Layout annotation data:
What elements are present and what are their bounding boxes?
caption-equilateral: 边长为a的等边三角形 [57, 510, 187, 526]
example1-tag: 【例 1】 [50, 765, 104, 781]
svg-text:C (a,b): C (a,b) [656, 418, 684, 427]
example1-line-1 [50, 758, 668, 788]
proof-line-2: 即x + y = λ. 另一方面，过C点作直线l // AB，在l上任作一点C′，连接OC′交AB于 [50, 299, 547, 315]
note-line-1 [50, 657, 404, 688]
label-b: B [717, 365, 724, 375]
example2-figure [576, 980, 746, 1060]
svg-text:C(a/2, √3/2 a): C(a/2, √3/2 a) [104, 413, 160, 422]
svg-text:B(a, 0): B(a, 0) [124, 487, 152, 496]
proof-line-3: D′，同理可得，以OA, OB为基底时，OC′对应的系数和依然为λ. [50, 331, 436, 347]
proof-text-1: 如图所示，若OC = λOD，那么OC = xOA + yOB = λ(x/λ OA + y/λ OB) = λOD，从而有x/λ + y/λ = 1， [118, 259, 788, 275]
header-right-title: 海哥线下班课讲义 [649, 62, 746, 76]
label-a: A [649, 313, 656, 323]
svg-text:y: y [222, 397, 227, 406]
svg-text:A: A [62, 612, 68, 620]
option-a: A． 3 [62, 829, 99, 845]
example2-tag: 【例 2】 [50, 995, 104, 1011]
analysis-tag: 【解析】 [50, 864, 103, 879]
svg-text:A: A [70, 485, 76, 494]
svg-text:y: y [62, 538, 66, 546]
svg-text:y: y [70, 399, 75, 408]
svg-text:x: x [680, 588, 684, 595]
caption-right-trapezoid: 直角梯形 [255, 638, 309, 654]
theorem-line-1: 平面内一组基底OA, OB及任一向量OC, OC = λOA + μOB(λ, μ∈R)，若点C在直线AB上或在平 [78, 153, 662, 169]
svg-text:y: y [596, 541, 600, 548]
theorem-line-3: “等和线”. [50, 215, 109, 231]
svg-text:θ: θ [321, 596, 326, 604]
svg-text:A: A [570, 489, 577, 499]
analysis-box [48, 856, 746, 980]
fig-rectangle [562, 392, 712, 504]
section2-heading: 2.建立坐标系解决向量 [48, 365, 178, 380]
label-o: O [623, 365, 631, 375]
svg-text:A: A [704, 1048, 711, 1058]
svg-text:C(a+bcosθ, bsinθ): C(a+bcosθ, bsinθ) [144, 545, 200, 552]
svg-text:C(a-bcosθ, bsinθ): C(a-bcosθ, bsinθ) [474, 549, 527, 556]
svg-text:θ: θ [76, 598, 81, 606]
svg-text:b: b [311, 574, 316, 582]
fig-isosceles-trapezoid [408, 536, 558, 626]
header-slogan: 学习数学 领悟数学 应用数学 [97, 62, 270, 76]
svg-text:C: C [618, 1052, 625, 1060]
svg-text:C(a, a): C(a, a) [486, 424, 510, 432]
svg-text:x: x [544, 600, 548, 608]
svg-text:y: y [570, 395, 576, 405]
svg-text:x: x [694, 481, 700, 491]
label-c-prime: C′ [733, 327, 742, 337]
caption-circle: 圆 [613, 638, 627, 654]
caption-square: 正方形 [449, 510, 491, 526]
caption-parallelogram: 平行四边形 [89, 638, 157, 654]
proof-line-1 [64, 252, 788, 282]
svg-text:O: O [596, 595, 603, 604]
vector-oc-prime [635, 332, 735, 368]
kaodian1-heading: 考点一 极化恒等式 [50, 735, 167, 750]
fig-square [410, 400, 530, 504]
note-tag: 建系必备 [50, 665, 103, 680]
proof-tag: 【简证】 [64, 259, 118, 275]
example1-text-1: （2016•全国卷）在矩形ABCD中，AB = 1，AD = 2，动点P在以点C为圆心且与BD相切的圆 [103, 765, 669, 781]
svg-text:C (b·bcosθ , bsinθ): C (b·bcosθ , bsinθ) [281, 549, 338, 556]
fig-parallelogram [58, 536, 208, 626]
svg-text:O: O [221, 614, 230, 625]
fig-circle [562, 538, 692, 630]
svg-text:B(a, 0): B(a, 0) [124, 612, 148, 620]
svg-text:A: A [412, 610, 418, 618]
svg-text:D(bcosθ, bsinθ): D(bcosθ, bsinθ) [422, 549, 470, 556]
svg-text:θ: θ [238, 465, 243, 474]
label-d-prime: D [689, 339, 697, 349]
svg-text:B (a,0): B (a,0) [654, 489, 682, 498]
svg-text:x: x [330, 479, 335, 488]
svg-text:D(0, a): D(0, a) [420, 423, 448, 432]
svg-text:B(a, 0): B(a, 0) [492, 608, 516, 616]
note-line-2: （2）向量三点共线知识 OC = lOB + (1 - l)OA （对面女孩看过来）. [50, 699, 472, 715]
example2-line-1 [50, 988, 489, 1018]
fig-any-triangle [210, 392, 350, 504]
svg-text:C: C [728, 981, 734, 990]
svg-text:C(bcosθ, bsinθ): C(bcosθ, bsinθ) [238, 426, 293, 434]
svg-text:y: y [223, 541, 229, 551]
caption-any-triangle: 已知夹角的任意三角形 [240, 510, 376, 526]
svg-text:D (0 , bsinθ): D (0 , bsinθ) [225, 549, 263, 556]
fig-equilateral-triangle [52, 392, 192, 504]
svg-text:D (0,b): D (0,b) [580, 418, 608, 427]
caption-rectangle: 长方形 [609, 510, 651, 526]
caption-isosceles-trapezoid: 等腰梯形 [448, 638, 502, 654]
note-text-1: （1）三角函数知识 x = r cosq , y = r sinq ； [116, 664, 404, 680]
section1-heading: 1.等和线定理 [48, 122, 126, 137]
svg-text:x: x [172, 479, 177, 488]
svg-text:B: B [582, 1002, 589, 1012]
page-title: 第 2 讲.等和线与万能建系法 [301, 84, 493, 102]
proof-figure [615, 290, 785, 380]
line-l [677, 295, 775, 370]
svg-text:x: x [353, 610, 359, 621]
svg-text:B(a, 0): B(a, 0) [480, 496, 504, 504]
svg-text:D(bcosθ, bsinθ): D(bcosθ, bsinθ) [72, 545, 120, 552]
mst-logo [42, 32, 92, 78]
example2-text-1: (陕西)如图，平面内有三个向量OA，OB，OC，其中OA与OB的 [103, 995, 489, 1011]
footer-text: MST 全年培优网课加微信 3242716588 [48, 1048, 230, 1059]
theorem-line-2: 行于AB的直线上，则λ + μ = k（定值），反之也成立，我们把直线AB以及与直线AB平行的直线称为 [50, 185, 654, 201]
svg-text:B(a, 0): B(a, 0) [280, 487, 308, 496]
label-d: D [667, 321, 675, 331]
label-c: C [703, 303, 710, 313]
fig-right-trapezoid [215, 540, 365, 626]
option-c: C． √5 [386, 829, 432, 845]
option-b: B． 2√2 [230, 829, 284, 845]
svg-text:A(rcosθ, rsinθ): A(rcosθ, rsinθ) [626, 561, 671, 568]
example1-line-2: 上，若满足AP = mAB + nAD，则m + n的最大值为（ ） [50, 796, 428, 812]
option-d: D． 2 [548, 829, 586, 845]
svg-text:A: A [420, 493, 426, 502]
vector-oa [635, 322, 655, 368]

*What the exercise asks*. Which lines in the listing above contain the string "equilateral"? Extract each one in full.

*Final result*.
caption-equilateral: 边长为a的等边三角形 [57, 510, 187, 526]
fig-equilateral-triangle [52, 392, 192, 504]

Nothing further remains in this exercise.